→ GIVEN INSTRUCTION: Could you retype every line of the records below verbatim, leaving out the pictures?
- - - - - - -
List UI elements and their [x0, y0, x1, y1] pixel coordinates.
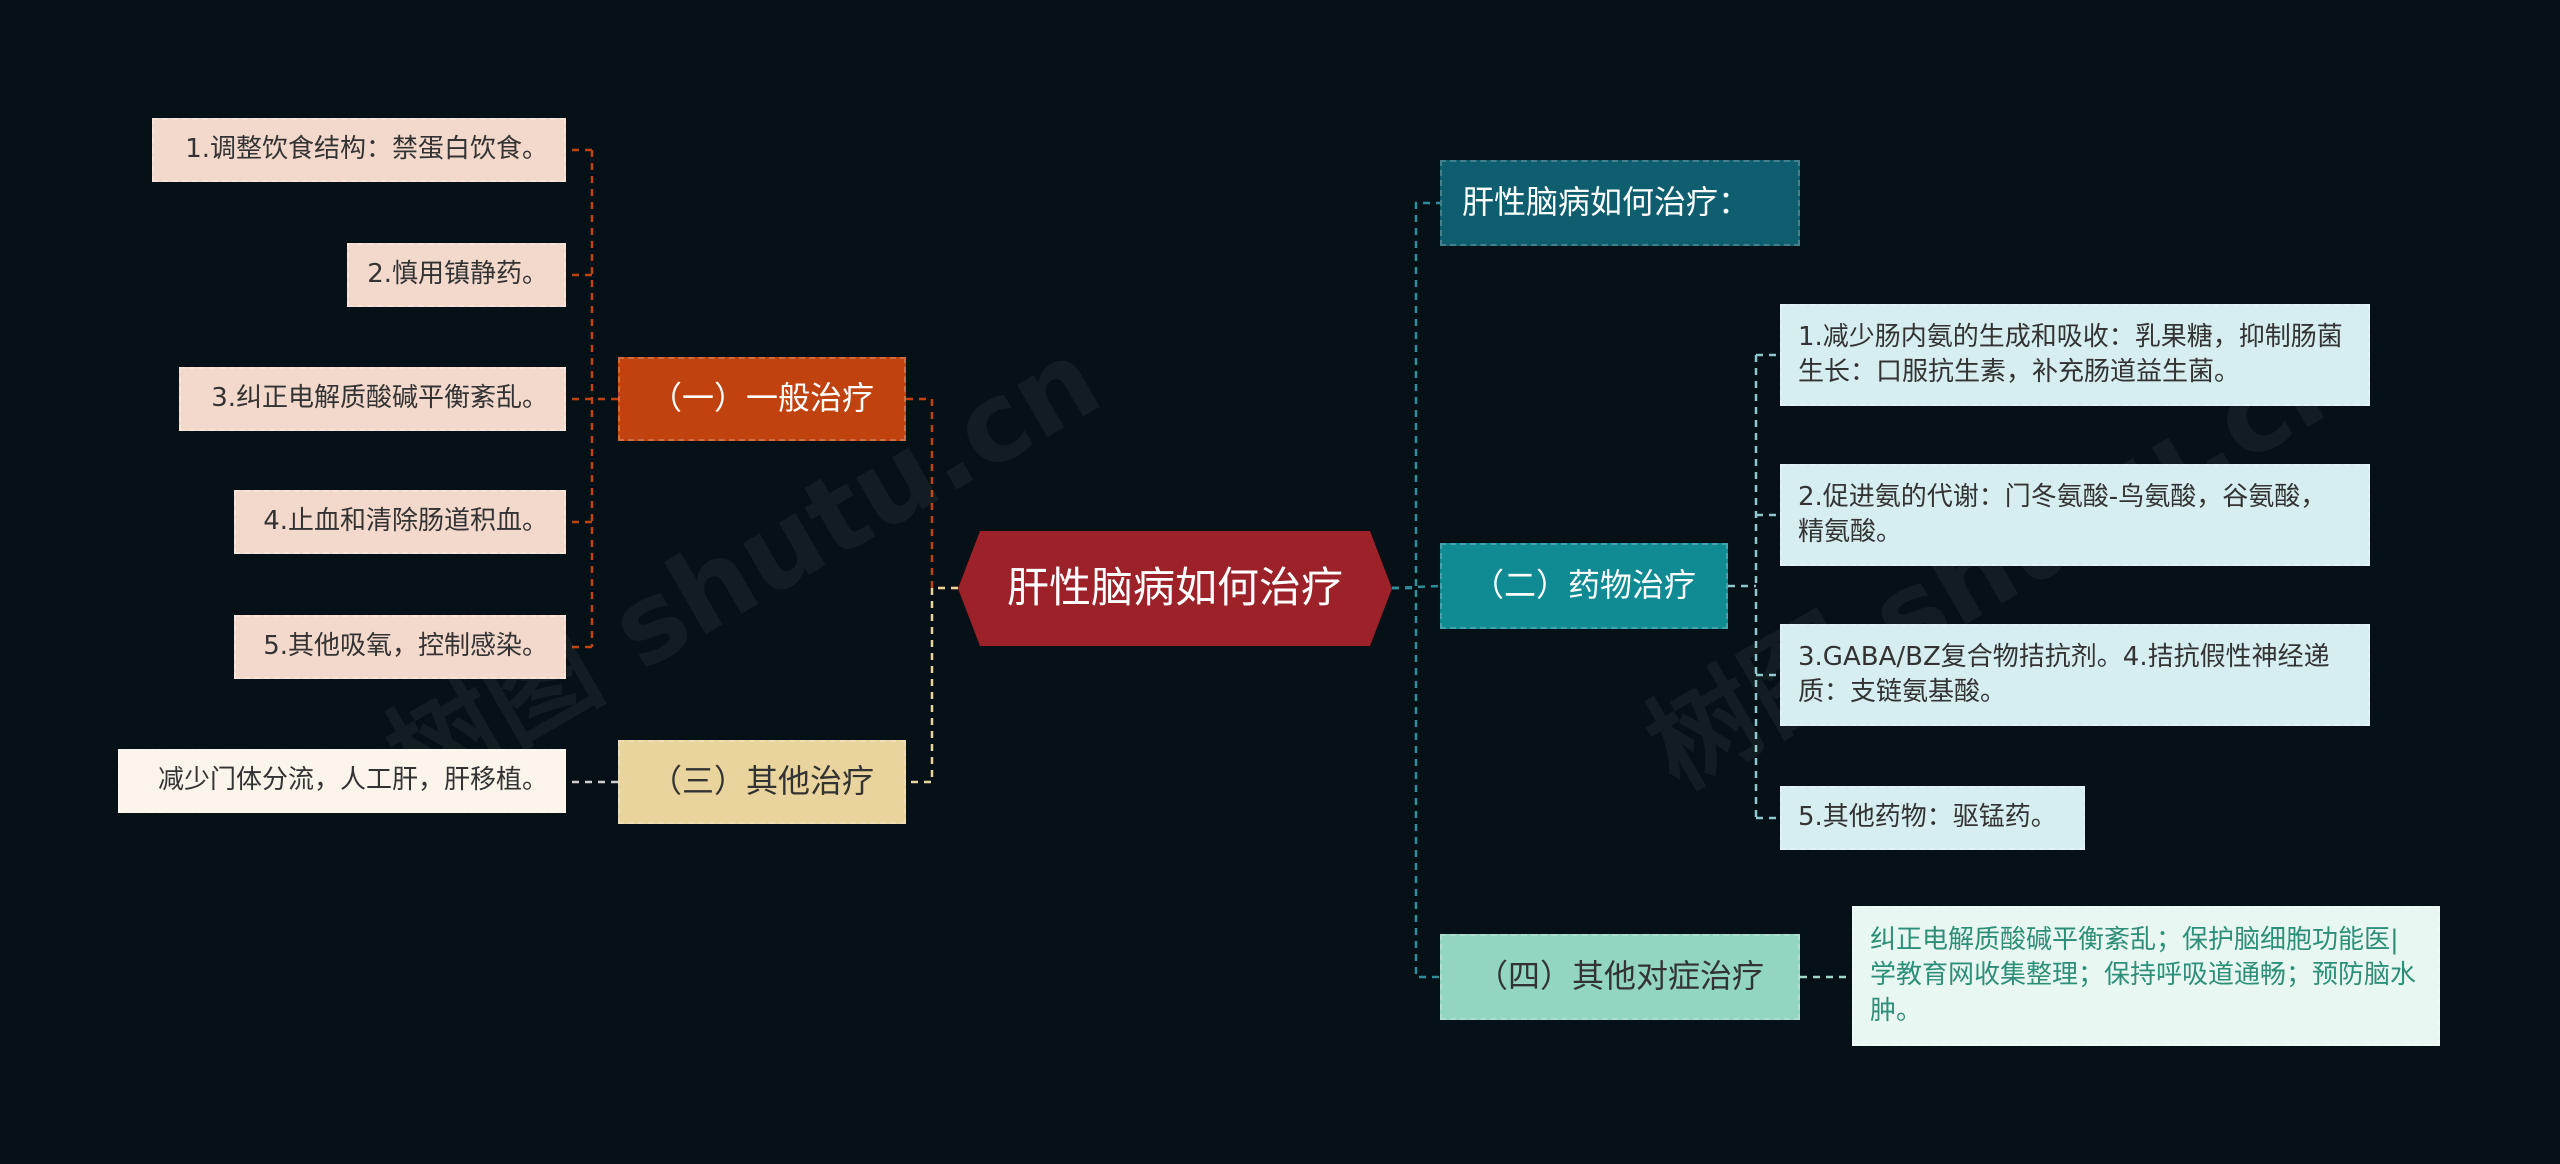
connector-root-other [906, 586, 958, 784]
general-leaf-5[interactable]: 5.其他吸氧，控制感染。 [234, 615, 566, 679]
drug-leaf-1[interactable]: 1.减少肠内氨的生成和吸收：乳果糖，抑制肠菌生长：口服抗生素，补充肠道益生菌。 [1780, 304, 2370, 406]
connector-root-symptom [1392, 586, 1440, 979]
connector-root-title [1392, 201, 1440, 590]
branch-symptomatic-treatment[interactable]: （四）其他对症治疗 [1440, 934, 1800, 1020]
branch-drug-treatment[interactable]: （二）药物治疗 [1440, 543, 1728, 629]
general-leaf-4[interactable]: 4.止血和清除肠道积血。 [234, 490, 566, 554]
drug-leaf-2[interactable]: 2.促进氨的代谢：门冬氨酸-鸟氨酸，谷氨酸，精氨酸。 [1780, 464, 2370, 566]
connector-root-drug [1391, 584, 1441, 590]
other-leaf-1[interactable]: 减少门体分流，人工肝，肝移植。 [118, 749, 566, 813]
connector-root-general [906, 397, 958, 590]
root-node[interactable]: 肝性脑病如何治疗 [958, 531, 1392, 646]
general-leaf-3[interactable]: 3.纠正电解质酸碱平衡紊乱。 [179, 367, 566, 431]
title-node[interactable]: 肝性脑病如何治疗： [1440, 160, 1800, 246]
drug-leaf-3[interactable]: 3.GABA/BZ复合物拮抗剂。4.拮抗假性神经递质：支链氨基酸。 [1780, 624, 2370, 726]
branch-other-treatment[interactable]: （三）其他治疗 [618, 740, 906, 824]
symptom-leaf-1[interactable]: 纠正电解质酸碱平衡紊乱；保护脑细胞功能医|学教育网收集整理；保持呼吸道通畅；预防… [1852, 906, 2440, 1046]
general-leaf-1[interactable]: 1.调整饮食结构：禁蛋白饮食。 [152, 118, 566, 182]
drug-leaf-4[interactable]: 5.其他药物：驱锰药。 [1780, 786, 2085, 850]
branch-general-treatment[interactable]: （一）一般治疗 [618, 357, 906, 441]
general-leaf-2[interactable]: 2.慎用镇静药。 [347, 243, 566, 307]
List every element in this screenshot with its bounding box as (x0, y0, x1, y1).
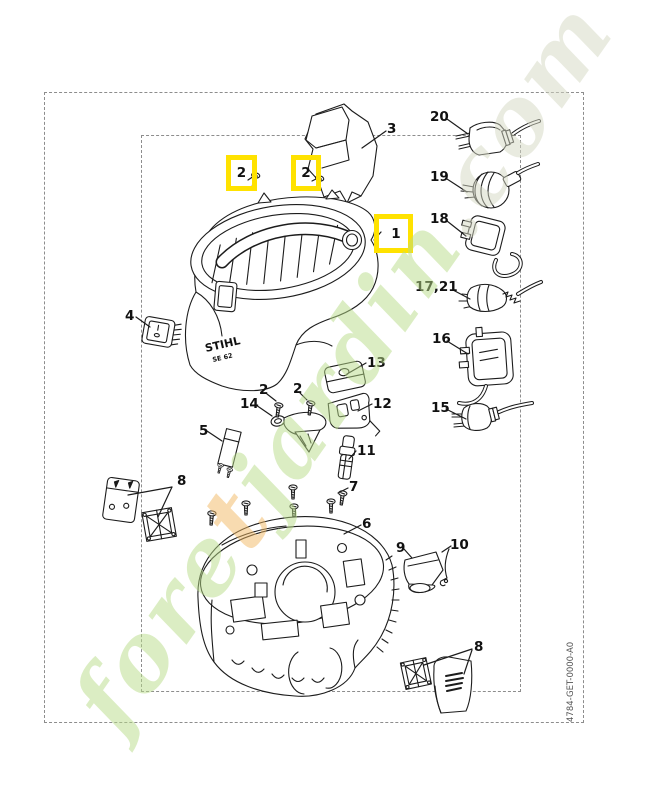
part-drawing-20-plug (455, 119, 541, 156)
part-drawing-5-strip (215, 428, 242, 479)
callout-14: 14 (240, 396, 259, 412)
part-drawing-12-bracket (327, 392, 381, 437)
callout-8-left: 8 (177, 473, 187, 489)
callout-2-screw-a: 2 (259, 382, 269, 398)
callout-18: 18 (430, 211, 449, 227)
callout-12: 12 (373, 396, 392, 412)
part-drawing-11-spindle (337, 435, 356, 480)
callout-2-screw-b: 2 (293, 381, 303, 397)
part-drawing-4-switch (141, 316, 182, 348)
part-drawing-14-lever (270, 411, 327, 453)
callout-8-right: 8 (474, 639, 484, 655)
part-drawing-17-21-plug (458, 280, 543, 313)
highlight-label: 2 (236, 165, 247, 181)
highlight-label: 1 (391, 225, 401, 242)
callout-13: 13 (367, 355, 386, 371)
highlight-label: 2 (301, 165, 311, 181)
outer-dashed-frame (44, 92, 584, 723)
part-drawing-18-plug (460, 215, 523, 279)
highlight-callout-1[interactable]: 1 (374, 214, 413, 253)
callout-9: 9 (396, 540, 406, 556)
part-drawing-6-bottom-housing (197, 516, 400, 697)
part-drawing-13-block (324, 360, 366, 394)
callout-3: 3 (387, 121, 397, 137)
callout-6: 6 (362, 516, 372, 532)
screw-2c (272, 401, 284, 418)
part-drawing-15-plug (451, 401, 534, 431)
callout-15: 15 (431, 400, 450, 416)
callout-10: 10 (450, 537, 469, 553)
highlight-callout-2-left[interactable]: 2 (226, 155, 257, 191)
highlight-callout-2-right[interactable]: 2 (291, 155, 321, 191)
callout-16: 16 (432, 331, 451, 347)
part-drawing-8-right (399, 656, 473, 714)
part-drawing-9-flap (403, 551, 444, 594)
leader-lines (127, 118, 473, 675)
part-drawing-10-spring (439, 548, 450, 587)
part-drawing-16-plug (457, 326, 514, 406)
callout-7: 7 (349, 479, 359, 495)
part-drawing-19-plug (460, 162, 540, 209)
callout-11: 11 (357, 443, 376, 459)
callout-5: 5 (199, 423, 209, 439)
callout-20: 20 (430, 109, 449, 125)
callout-4: 4 (125, 308, 135, 324)
part-drawing-1-top-housing: STIHL SE 62 (185, 189, 379, 392)
drawing-number: 4784-GET-0000-A0 (566, 641, 576, 722)
callout-19: 19 (430, 169, 449, 185)
part-drawing-8-left (102, 476, 177, 542)
callout-17-21: 17,21 (415, 279, 458, 295)
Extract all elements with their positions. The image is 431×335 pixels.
- - - - - - -
→ FINAL ANSWER:
List UI elements and their [x0, y0, x1, y1] pixel coordinates.
connector-root-other [906, 586, 958, 784]
general-leaf-5[interactable]: 5.其他吸氧，控制感染。 [234, 615, 566, 679]
drug-leaf-1[interactable]: 1.减少肠内氨的生成和吸收：乳果糖，抑制肠菌生长：口服抗生素，补充肠道益生菌。 [1780, 304, 2370, 406]
connector-root-symptom [1392, 586, 1440, 979]
connector-root-title [1392, 201, 1440, 590]
branch-symptomatic-treatment[interactable]: （四）其他对症治疗 [1440, 934, 1800, 1020]
branch-drug-treatment[interactable]: （二）药物治疗 [1440, 543, 1728, 629]
general-leaf-4[interactable]: 4.止血和清除肠道积血。 [234, 490, 566, 554]
drug-leaf-2[interactable]: 2.促进氨的代谢：门冬氨酸-鸟氨酸，谷氨酸，精氨酸。 [1780, 464, 2370, 566]
connector-root-drug [1391, 584, 1441, 590]
other-leaf-1[interactable]: 减少门体分流，人工肝，肝移植。 [118, 749, 566, 813]
connector-root-general [906, 397, 958, 590]
root-node[interactable]: 肝性脑病如何治疗 [958, 531, 1392, 646]
general-leaf-3[interactable]: 3.纠正电解质酸碱平衡紊乱。 [179, 367, 566, 431]
title-node[interactable]: 肝性脑病如何治疗： [1440, 160, 1800, 246]
drug-leaf-3[interactable]: 3.GABA/BZ复合物拮抗剂。4.拮抗假性神经递质：支链氨基酸。 [1780, 624, 2370, 726]
branch-other-treatment[interactable]: （三）其他治疗 [618, 740, 906, 824]
symptom-leaf-1[interactable]: 纠正电解质酸碱平衡紊乱；保护脑细胞功能医|学教育网收集整理；保持呼吸道通畅；预防… [1852, 906, 2440, 1046]
general-leaf-1[interactable]: 1.调整饮食结构：禁蛋白饮食。 [152, 118, 566, 182]
drug-leaf-4[interactable]: 5.其他药物：驱锰药。 [1780, 786, 2085, 850]
branch-general-treatment[interactable]: （一）一般治疗 [618, 357, 906, 441]
general-leaf-2[interactable]: 2.慎用镇静药。 [347, 243, 566, 307]
List every element in this screenshot with its bounding box as (x0, y0, x1, y1).
part-drawing-20-plug (455, 119, 541, 156)
part-drawing-5-strip (215, 428, 242, 479)
callout-14: 14 (240, 396, 259, 412)
part-drawing-12-bracket (327, 392, 381, 437)
callout-8-left: 8 (177, 473, 187, 489)
callout-2-screw-a: 2 (259, 382, 269, 398)
callout-18: 18 (430, 211, 449, 227)
callout-12: 12 (373, 396, 392, 412)
part-drawing-11-spindle (337, 435, 356, 480)
callout-2-screw-b: 2 (293, 381, 303, 397)
part-drawing-4-switch (141, 316, 182, 348)
part-drawing-14-lever (270, 411, 327, 453)
callout-8-right: 8 (474, 639, 484, 655)
part-drawing-17-21-plug (458, 280, 543, 313)
highlight-label: 2 (236, 165, 247, 181)
highlight-label: 1 (391, 225, 401, 242)
callout-13: 13 (367, 355, 386, 371)
highlight-label: 2 (301, 165, 311, 181)
outer-dashed-frame (44, 92, 584, 723)
part-drawing-18-plug (460, 215, 523, 279)
highlight-callout-1[interactable]: 1 (374, 214, 413, 253)
callout-9: 9 (396, 540, 406, 556)
part-drawing-6-bottom-housing (197, 516, 400, 697)
part-drawing-13-block (324, 360, 366, 394)
callout-3: 3 (387, 121, 397, 137)
callout-6: 6 (362, 516, 372, 532)
screw-2c (272, 401, 284, 418)
part-drawing-15-plug (451, 401, 534, 431)
callout-15: 15 (431, 400, 450, 416)
callout-10: 10 (450, 537, 469, 553)
highlight-callout-2-left[interactable]: 2 (226, 155, 257, 191)
highlight-callout-2-right[interactable]: 2 (291, 155, 321, 191)
callout-16: 16 (432, 331, 451, 347)
part-drawing-8-right (399, 656, 473, 714)
part-drawing-9-flap (403, 551, 444, 594)
leader-lines (127, 118, 473, 675)
part-drawing-10-spring (439, 548, 450, 587)
part-drawing-16-plug (457, 326, 514, 406)
callout-7: 7 (349, 479, 359, 495)
part-drawing-19-plug (460, 162, 540, 209)
callout-11: 11 (357, 443, 376, 459)
callout-5: 5 (199, 423, 209, 439)
callout-20: 20 (430, 109, 449, 125)
callout-4: 4 (125, 308, 135, 324)
part-drawing-1-top-housing: STIHL SE 62 (185, 189, 379, 392)
drawing-number: 4784-GET-0000-A0 (566, 641, 576, 722)
callout-19: 19 (430, 169, 449, 185)
part-drawing-8-left (102, 476, 177, 542)
callout-17-21: 17,21 (415, 279, 458, 295)
Extract all elements with their positions. The image is 431×335 pixels.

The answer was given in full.